Extracted data entries:
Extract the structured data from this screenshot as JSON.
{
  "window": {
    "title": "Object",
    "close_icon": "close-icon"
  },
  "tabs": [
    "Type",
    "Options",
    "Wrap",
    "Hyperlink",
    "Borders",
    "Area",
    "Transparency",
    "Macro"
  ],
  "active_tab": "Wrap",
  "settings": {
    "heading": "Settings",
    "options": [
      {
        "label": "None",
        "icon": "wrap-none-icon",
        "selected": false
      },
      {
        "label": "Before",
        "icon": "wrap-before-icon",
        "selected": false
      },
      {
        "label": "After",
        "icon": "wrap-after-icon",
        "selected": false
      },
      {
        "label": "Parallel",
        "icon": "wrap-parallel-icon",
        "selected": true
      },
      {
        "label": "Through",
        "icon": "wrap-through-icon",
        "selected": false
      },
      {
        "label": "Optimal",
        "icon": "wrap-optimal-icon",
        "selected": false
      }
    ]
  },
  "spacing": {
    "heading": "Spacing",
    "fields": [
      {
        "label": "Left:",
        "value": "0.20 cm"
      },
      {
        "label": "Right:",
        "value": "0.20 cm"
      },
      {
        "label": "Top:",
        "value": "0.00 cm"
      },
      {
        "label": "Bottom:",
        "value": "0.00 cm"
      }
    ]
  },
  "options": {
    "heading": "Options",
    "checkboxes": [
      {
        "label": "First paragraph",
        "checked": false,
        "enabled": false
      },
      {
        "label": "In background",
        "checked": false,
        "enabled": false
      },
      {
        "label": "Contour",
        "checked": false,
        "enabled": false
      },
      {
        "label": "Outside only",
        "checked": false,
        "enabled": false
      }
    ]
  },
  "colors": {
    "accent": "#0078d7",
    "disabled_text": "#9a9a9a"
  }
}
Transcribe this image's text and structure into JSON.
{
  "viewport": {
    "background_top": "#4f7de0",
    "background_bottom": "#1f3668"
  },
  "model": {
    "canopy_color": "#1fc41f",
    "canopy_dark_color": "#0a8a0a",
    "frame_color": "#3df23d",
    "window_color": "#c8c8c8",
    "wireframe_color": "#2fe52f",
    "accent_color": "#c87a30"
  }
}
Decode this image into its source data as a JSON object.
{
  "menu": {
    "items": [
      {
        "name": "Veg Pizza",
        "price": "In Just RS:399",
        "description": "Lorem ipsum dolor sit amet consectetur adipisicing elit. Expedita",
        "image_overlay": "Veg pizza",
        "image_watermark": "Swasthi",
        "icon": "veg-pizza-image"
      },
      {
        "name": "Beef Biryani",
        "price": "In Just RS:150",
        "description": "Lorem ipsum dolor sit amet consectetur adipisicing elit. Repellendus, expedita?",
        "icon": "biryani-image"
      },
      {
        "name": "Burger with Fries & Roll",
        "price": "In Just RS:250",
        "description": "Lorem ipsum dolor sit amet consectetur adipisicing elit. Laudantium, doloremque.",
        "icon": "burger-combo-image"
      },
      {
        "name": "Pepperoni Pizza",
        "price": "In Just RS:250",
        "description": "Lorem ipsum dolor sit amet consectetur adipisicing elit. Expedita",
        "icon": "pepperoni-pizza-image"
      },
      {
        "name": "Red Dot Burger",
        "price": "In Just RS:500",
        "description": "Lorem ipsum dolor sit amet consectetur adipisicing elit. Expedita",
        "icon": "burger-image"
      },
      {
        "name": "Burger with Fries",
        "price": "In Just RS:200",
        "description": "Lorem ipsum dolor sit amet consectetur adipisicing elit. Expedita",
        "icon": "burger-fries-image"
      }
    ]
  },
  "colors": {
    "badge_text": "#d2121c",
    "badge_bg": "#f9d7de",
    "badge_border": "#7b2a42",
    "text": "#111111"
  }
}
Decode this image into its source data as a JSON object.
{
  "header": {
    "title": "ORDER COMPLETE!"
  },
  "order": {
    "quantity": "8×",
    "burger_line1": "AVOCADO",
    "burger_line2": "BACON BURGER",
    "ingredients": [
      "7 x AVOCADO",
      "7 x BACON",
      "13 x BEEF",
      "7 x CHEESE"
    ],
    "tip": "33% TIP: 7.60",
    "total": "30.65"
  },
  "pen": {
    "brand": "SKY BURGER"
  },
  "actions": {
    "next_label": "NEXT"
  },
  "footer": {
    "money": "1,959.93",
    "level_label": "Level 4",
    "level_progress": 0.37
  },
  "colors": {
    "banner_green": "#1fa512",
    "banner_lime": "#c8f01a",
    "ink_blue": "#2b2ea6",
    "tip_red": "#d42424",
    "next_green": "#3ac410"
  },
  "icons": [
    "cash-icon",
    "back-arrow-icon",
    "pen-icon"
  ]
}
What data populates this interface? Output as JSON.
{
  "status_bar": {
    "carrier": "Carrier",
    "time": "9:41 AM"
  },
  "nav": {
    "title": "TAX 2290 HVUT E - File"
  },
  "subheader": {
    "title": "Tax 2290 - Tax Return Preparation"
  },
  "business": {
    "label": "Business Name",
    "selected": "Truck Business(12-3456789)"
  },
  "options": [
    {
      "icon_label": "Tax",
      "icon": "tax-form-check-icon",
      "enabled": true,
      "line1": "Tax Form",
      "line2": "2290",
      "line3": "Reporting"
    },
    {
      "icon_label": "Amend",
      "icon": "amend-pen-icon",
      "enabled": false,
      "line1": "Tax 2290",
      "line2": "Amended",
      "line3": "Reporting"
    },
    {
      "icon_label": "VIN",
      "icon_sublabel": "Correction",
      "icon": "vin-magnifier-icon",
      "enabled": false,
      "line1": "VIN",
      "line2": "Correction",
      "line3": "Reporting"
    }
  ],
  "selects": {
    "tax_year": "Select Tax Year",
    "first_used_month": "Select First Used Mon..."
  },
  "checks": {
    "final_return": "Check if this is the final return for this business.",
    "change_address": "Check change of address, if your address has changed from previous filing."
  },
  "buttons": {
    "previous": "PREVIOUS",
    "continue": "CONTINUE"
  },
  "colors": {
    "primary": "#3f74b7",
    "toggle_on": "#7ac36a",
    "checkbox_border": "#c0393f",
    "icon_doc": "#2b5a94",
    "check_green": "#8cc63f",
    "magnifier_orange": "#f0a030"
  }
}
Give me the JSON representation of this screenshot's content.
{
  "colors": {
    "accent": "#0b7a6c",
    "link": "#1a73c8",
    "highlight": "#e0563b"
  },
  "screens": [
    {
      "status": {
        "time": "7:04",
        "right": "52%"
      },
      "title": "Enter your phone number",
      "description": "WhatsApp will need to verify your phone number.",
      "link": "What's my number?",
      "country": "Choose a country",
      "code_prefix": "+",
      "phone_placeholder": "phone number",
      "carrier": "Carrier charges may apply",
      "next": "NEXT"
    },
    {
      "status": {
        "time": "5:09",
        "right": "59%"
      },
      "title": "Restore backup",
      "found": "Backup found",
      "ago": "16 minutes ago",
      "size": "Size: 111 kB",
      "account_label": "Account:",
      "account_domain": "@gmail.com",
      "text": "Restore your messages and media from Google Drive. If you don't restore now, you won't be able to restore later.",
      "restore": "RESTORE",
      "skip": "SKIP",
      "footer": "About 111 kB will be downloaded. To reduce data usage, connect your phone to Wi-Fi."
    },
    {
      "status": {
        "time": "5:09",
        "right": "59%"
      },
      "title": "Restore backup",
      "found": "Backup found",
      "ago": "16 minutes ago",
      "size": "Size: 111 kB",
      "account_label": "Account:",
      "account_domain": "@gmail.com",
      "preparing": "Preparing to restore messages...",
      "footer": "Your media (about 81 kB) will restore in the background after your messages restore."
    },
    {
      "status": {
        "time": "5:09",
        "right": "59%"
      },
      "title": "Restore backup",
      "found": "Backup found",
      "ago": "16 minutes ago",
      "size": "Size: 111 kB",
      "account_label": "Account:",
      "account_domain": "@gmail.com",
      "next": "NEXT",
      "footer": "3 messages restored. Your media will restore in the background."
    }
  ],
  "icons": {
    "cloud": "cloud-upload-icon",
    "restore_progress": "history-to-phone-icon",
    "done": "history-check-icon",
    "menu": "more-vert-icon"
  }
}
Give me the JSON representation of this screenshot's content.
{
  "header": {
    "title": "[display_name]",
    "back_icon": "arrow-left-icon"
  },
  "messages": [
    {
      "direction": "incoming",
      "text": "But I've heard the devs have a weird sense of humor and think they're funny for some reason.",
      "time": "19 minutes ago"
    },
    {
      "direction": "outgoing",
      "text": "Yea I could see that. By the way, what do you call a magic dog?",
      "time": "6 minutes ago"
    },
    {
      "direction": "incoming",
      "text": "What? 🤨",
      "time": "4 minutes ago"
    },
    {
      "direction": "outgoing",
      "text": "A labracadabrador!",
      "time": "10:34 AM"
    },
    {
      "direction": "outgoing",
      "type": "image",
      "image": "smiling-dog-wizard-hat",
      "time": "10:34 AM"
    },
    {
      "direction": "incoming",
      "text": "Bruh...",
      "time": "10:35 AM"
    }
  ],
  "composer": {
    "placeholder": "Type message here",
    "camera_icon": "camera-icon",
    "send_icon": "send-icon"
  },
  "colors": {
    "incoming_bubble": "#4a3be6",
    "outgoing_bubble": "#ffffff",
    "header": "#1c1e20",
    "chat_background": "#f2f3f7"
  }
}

■ Challenge
From the records above, pull out every line containing the word "Correction".

■ Result for this task
      "icon_sublabel": "Correction",
      "line2": "Correction",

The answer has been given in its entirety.